# Challenge:
In the records below, count every line containing "document". Reply with the number only.

# Data excerpts:
■ ■ ■
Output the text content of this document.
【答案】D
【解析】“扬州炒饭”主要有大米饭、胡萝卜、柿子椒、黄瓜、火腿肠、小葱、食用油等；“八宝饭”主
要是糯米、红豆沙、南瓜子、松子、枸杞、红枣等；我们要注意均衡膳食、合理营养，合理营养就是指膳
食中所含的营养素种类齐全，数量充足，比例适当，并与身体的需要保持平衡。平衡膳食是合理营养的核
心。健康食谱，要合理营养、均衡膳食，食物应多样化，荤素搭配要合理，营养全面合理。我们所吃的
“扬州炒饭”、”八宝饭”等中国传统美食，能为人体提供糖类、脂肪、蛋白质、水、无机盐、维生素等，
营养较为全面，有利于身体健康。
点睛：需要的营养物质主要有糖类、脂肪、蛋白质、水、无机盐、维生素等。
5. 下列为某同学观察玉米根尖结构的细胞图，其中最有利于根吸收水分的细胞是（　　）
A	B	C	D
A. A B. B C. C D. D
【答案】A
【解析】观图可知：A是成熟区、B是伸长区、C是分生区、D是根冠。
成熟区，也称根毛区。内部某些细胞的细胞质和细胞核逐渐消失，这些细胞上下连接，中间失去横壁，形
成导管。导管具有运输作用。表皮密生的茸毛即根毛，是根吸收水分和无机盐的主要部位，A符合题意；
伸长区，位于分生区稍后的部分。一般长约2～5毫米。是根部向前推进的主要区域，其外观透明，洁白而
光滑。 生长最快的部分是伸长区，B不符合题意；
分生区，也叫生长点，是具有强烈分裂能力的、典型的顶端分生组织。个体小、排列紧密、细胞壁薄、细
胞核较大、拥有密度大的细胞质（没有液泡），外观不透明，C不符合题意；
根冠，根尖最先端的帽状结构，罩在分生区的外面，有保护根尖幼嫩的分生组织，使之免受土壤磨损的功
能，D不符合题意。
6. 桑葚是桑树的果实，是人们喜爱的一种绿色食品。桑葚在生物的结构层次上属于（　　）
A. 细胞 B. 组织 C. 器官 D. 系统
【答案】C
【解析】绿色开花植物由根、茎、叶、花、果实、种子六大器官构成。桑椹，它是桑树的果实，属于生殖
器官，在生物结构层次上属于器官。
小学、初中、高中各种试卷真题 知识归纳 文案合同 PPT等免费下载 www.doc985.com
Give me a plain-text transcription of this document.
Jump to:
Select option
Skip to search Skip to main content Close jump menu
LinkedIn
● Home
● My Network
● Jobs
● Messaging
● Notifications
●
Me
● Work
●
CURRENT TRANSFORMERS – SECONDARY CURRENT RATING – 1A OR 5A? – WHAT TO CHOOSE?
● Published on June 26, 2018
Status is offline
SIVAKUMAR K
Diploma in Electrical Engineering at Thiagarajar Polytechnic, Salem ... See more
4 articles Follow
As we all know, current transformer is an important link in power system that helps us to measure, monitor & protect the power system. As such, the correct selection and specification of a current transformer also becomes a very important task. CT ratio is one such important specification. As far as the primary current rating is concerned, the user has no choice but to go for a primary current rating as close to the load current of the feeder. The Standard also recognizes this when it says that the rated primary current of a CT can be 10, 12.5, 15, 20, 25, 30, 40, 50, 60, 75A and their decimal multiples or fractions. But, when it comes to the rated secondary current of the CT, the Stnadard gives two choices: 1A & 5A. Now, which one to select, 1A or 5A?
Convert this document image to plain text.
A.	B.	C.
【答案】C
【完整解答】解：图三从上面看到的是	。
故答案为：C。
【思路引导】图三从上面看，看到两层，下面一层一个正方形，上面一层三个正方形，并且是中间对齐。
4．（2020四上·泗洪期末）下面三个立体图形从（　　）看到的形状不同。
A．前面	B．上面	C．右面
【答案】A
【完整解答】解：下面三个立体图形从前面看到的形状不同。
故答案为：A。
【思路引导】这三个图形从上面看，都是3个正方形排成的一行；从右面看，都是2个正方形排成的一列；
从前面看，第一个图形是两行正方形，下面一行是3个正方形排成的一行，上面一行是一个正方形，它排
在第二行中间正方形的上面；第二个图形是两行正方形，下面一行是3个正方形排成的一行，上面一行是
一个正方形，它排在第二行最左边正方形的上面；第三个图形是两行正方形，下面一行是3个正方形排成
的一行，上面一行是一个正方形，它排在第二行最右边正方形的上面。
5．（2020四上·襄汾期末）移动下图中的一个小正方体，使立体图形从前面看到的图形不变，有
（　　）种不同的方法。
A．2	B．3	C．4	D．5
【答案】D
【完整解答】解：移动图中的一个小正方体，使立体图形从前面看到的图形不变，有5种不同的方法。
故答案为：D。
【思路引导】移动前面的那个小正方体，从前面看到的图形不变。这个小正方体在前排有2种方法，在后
■ ■ ■
# Exercise result:
3